STATED EXERCISE →
Reproduce exactly the span of lines beginning at the one with "Transcribe the text in this document." and ending at the last line of the data below, omitting pictures.

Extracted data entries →

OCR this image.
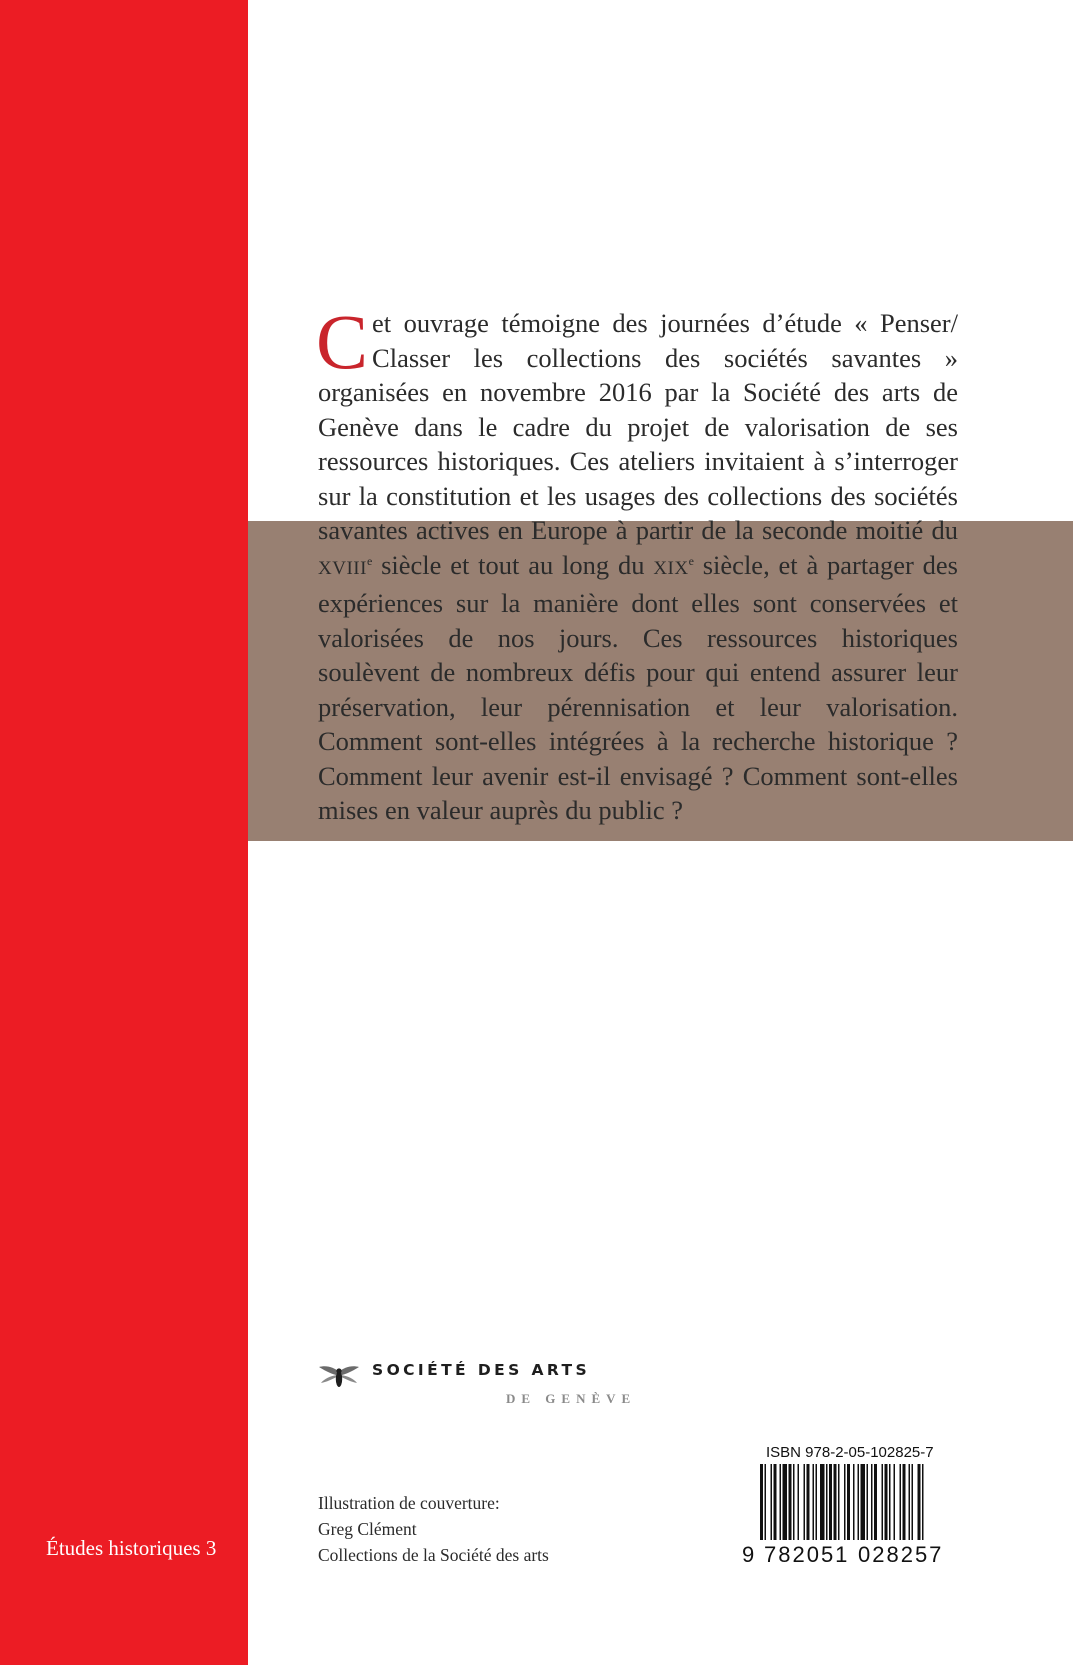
Cet ouvrage témoigne des journées d’étude « Penser/ Classer les collections des sociétés savantes » organisées en novembre 2016 par la Société des arts de Genève dans le cadre du projet de valorisation de ses ressources historiques. Ces ateliers invitaient à s’interroger sur la constitution et les usages des collections des sociétés savantes actives en Europe à partir de la seconde moitié du XVIIIe siècle et tout au long du XIXe siècle, et à partager des expériences sur la manière dont elles sont conservées et valorisées de nos jours. Ces ressources historiques soulèvent de nombreux défis pour qui entend assurer leur préservation, leur pérennisation et leur valorisation. Comment sont-elles intégrées à la recherche historique ? Comment leur avenir est-il envisagé ? Comment sont-elles mises en valeur auprès du public ?

SOCIÉTÉ DES ARTS
DE GENÈVE
Illustration de couverture:
Greg Clément
Collections de la Société des arts
Études historiques 3
ISBN 978-2-05-102825-7
9 782051 028257
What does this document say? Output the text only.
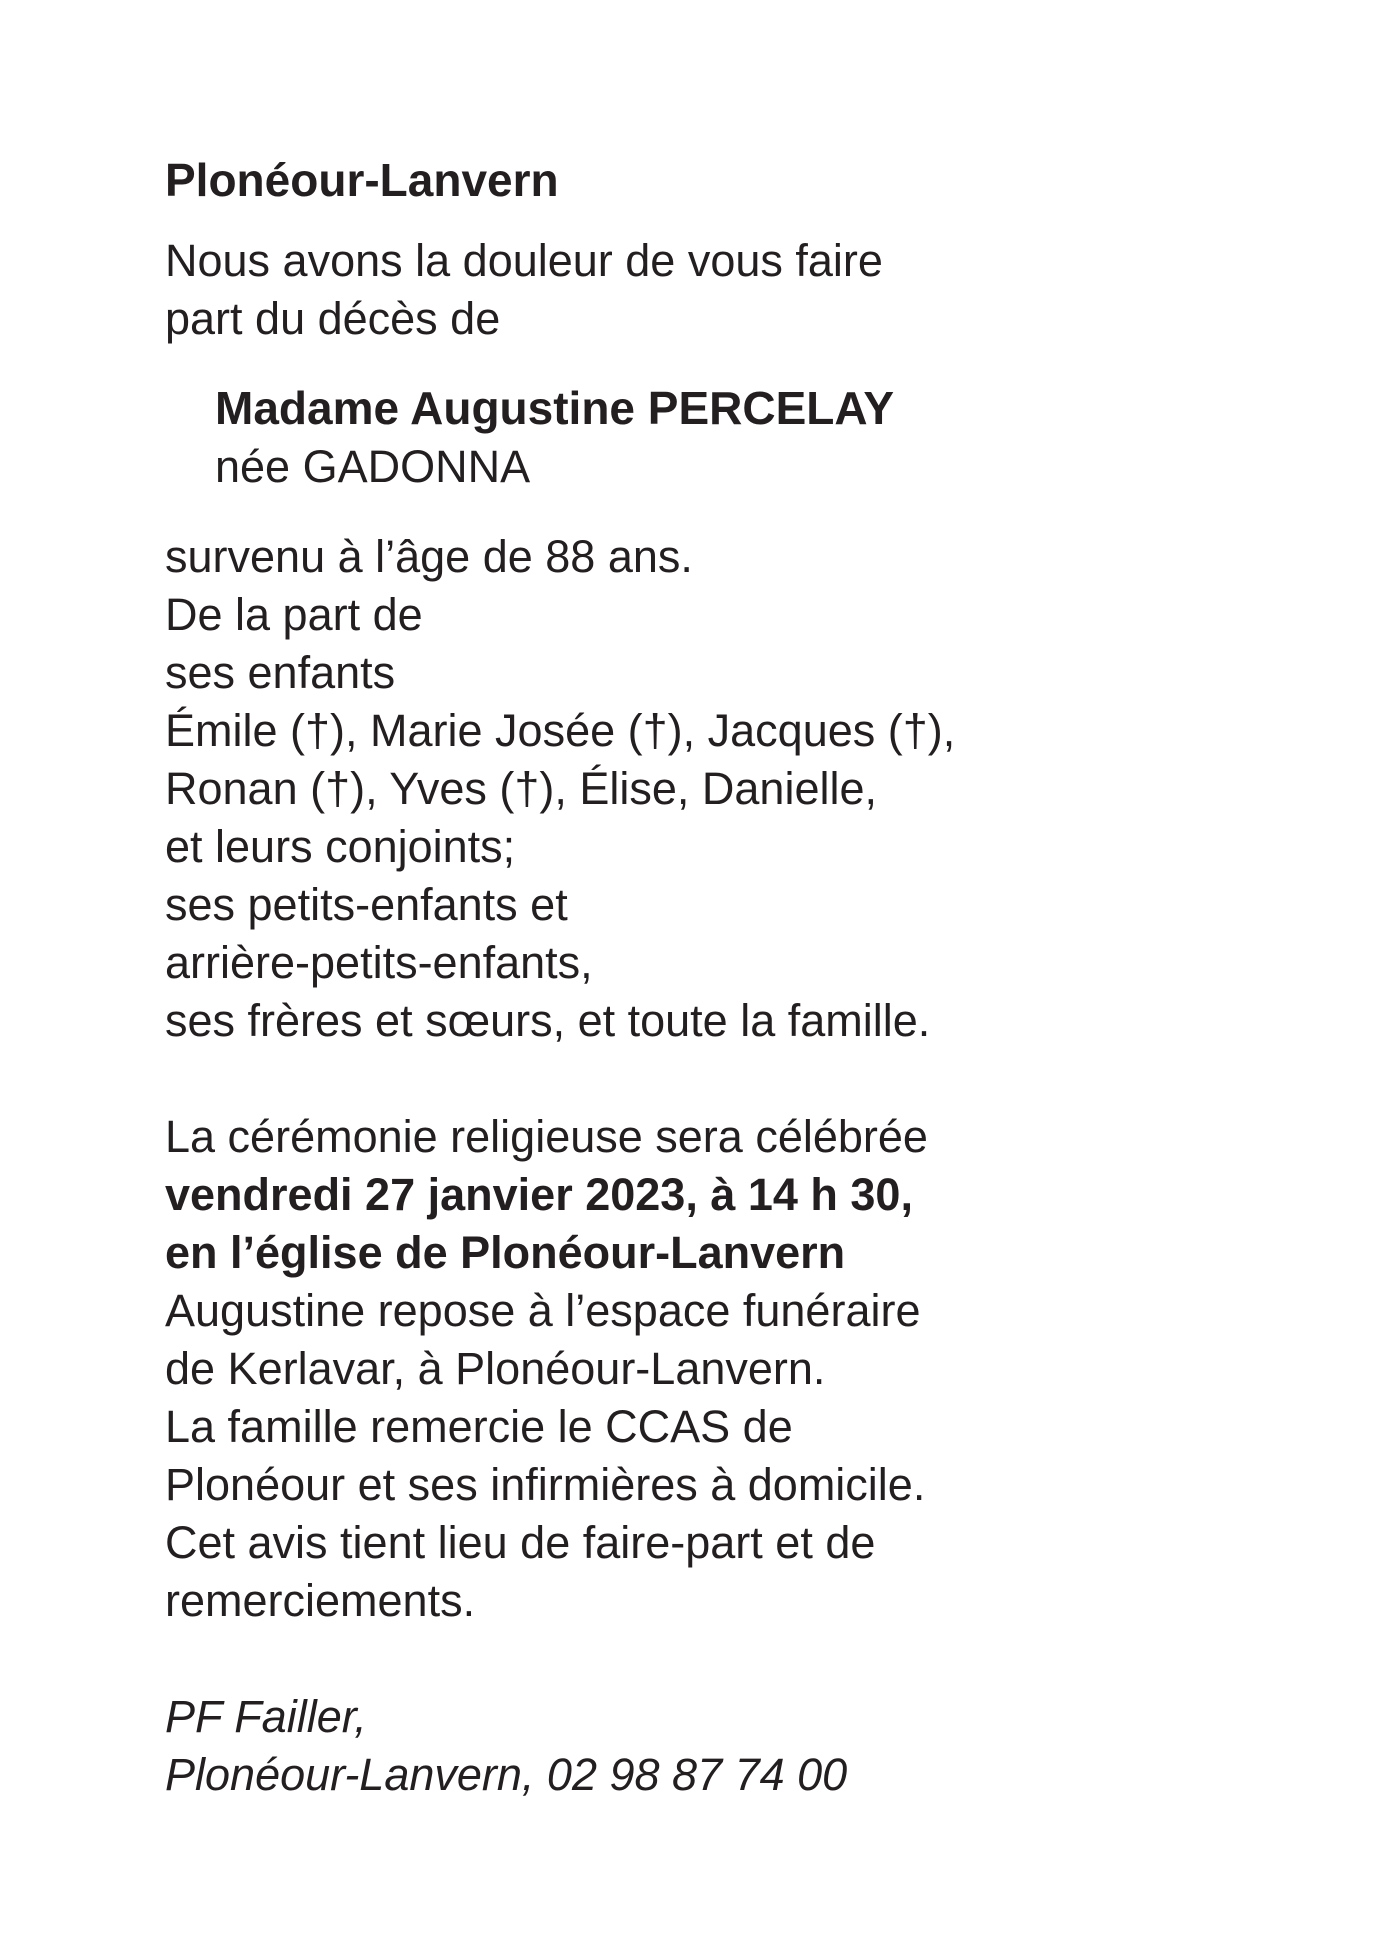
Plonéour-Lanvern

Nous avons la douleur de vous faire
part du décès de

Madame Augustine PERCELAY
née GADONNA

survenu à l’âge de 88 ans.
De la part de
ses enfants
Émile (†), Marie Josée (†), Jacques (†),
Ronan (†), Yves (†), Élise, Danielle,
et leurs conjoints;
ses petits-enfants et
arrière-petits-enfants,
ses frères et sœurs, et toute la famille.

La cérémonie religieuse sera célébrée
vendredi 27 janvier 2023, à 14 h 30,
en l’église de Plonéour-Lanvern
Augustine repose à l’espace funéraire
de Kerlavar, à Plonéour-Lanvern.
La famille remercie le CCAS de
Plonéour et ses infirmières à domicile.
Cet avis tient lieu de faire-part et de
remerciements.

PF Failler,
Plonéour-Lanvern, 02 98 87 74 00
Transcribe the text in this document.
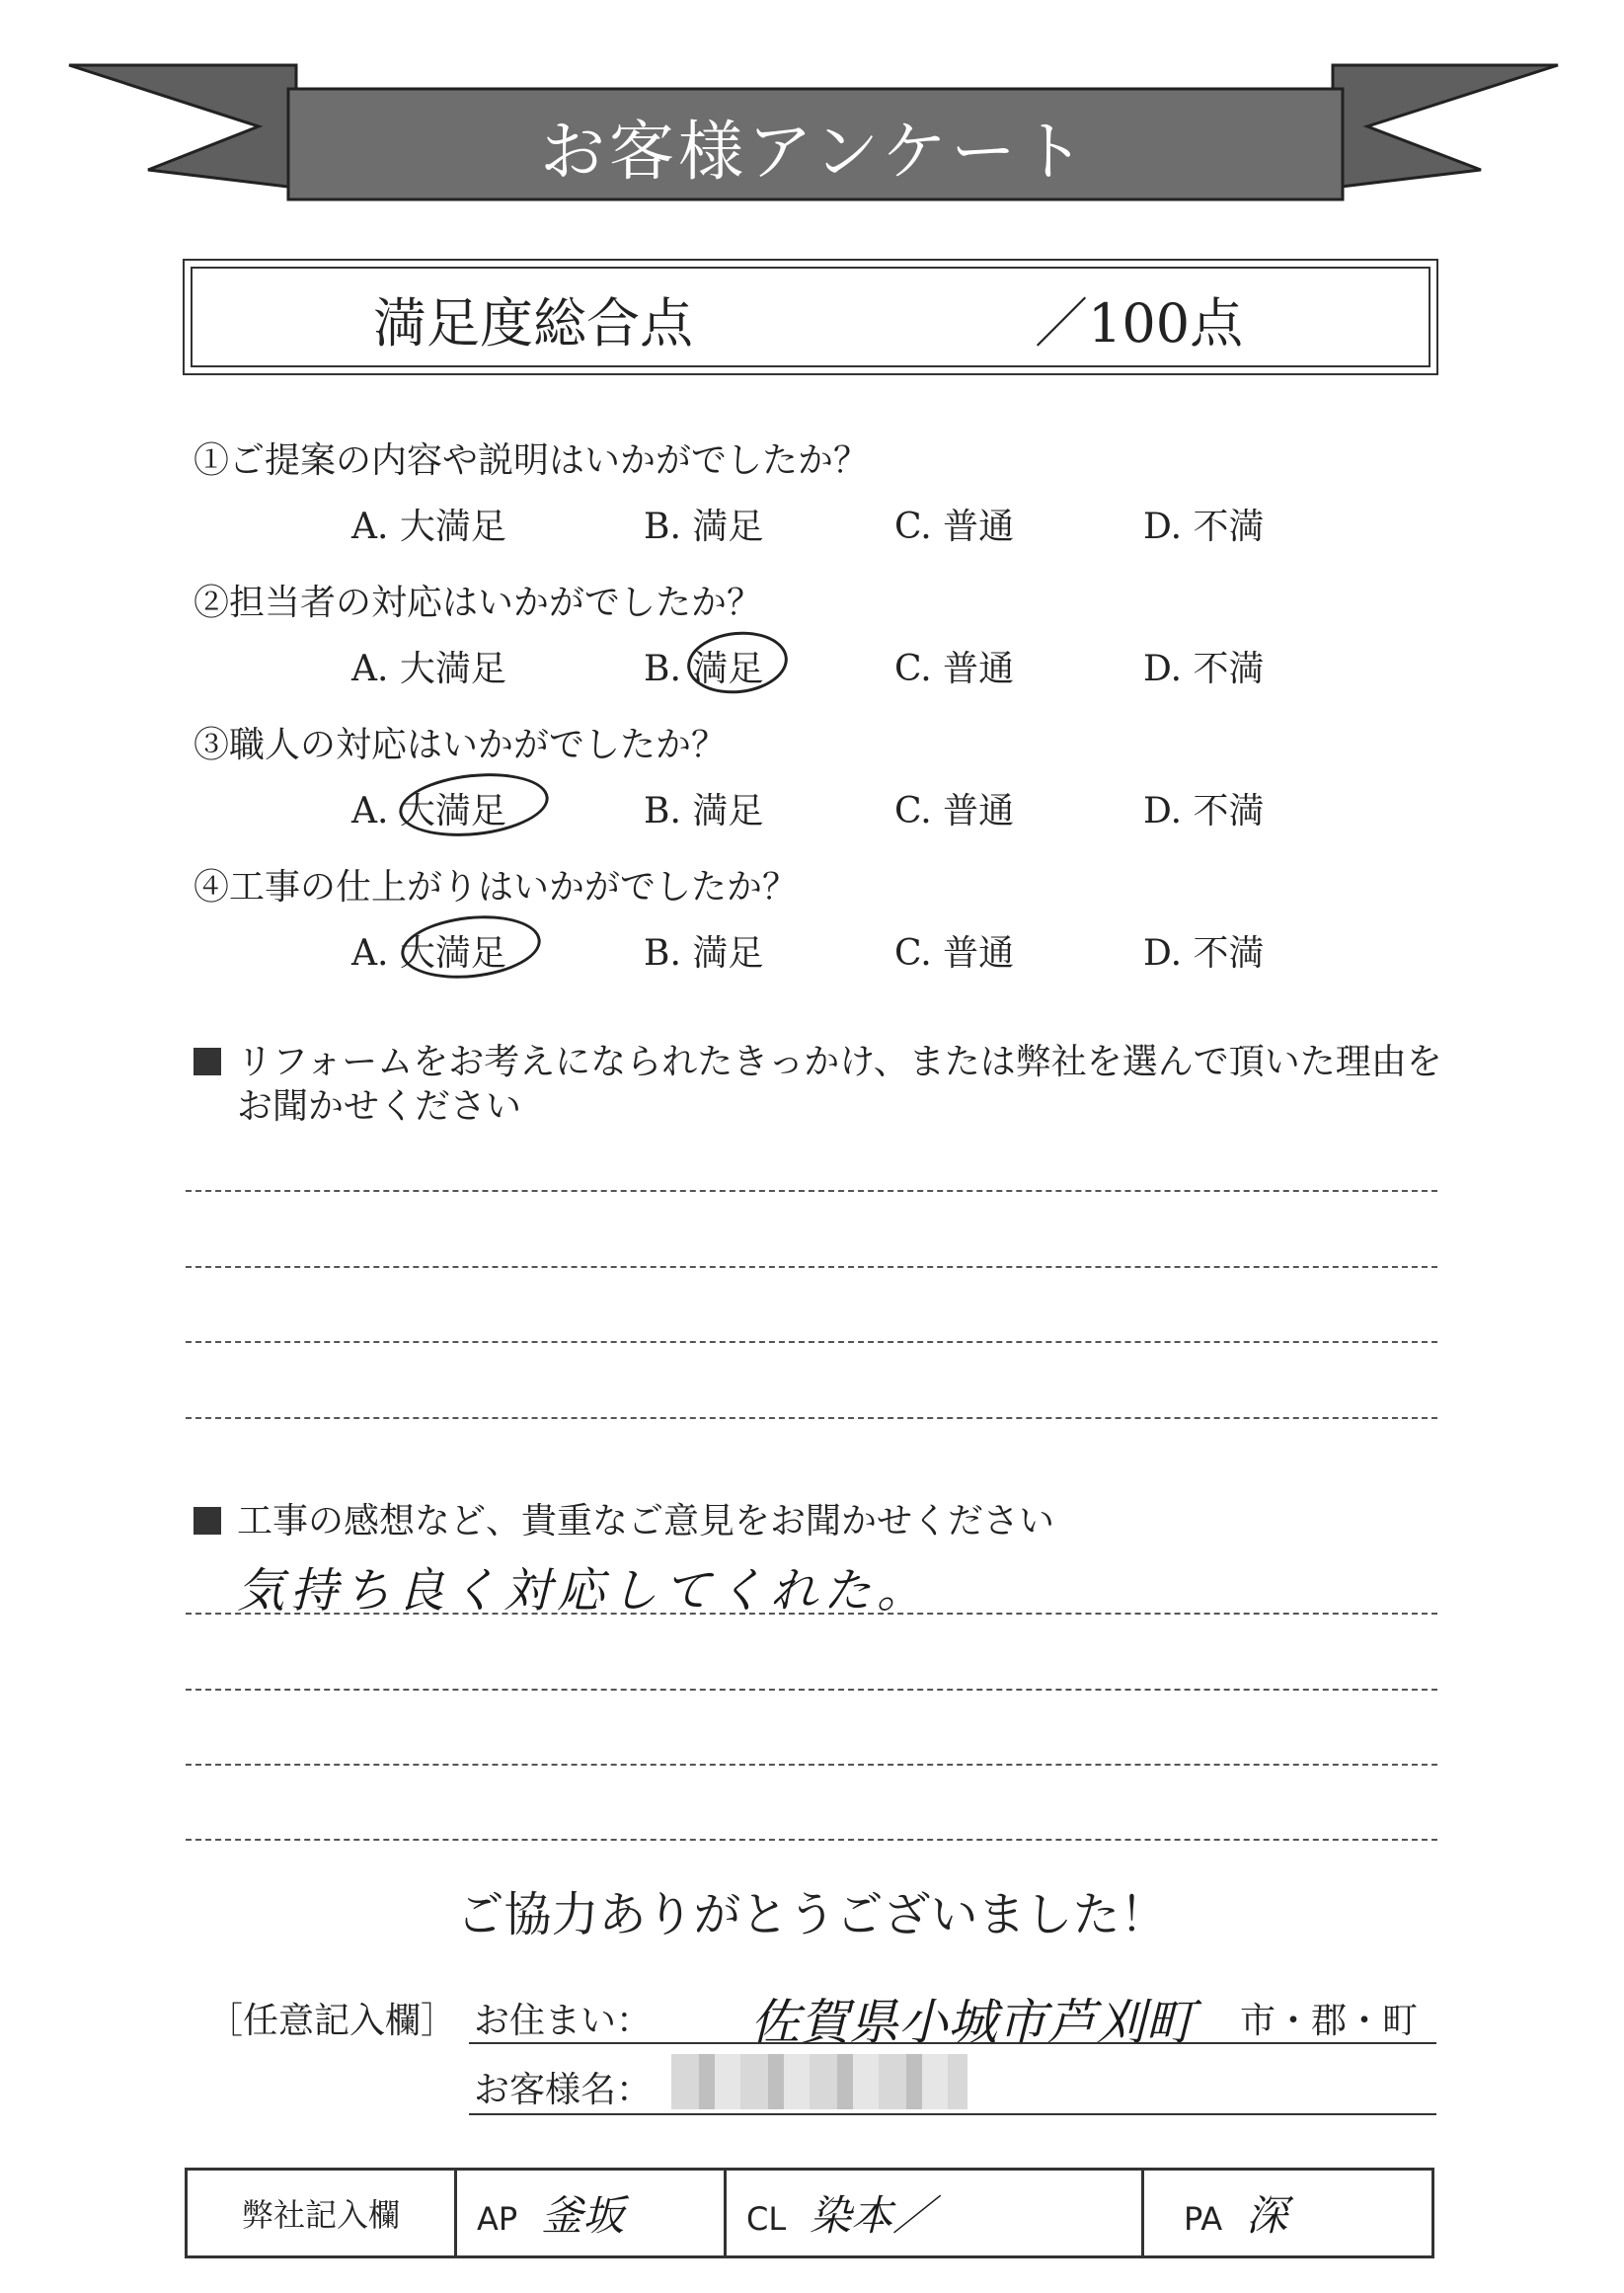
お客様アンケート
満足度総合点	／100点
①ご提案の内容や説明はいかがでしたか？
A. 大満足	B. 満足	C. 普通	D. 不満
②担当者の対応はいかがでしたか？
A. 大満足	B. 満足	C. 普通	D. 不満
③職人の対応はいかがでしたか？
A. 大満足	B. 満足	C. 普通	D. 不満
④工事の仕上がりはいかがでしたか？
A. 大満足	B. 満足	C. 普通	D. 不満
リフォームをお考えになられたきっかけ、または弊社を選んで頂いた理由を
お聞かせください
工事の感想など、貴重なご意見をお聞かせください
気持ち良く対応してくれた。
ご協力ありがとうございました！
［任意記入欄］ お住まい： 佐賀県小城市芦刈町 市・郡・町
お客様名：
弊社記入欄	AP 釜坂	CL 染本／	PA 深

EXERCISE ANSWER →
Transcribe the text in this document.
お客様アンケート
満足度総合点	／100点
①ご提案の内容や説明はいかがでしたか？
A. 大満足	B. 満足	C. 普通	D. 不満
②担当者の対応はいかがでしたか？
A. 大満足	B. 満足	C. 普通	D. 不満
③職人の対応はいかがでしたか？
A. 大満足	B. 満足	C. 普通	D. 不満
④工事の仕上がりはいかがでしたか？
A. 大満足	B. 満足	C. 普通	D. 不満
リフォームをお考えになられたきっかけ、または弊社を選んで頂いた理由を
お聞かせください
工事の感想など、貴重なご意見をお聞かせください
気持ち良く対応してくれた。
ご協力ありがとうございました！
［任意記入欄］ お住まい： 佐賀県小城市芦刈町 市・郡・町
お客様名：
弊社記入欄	AP 釜坂	CL 染本／	PA 深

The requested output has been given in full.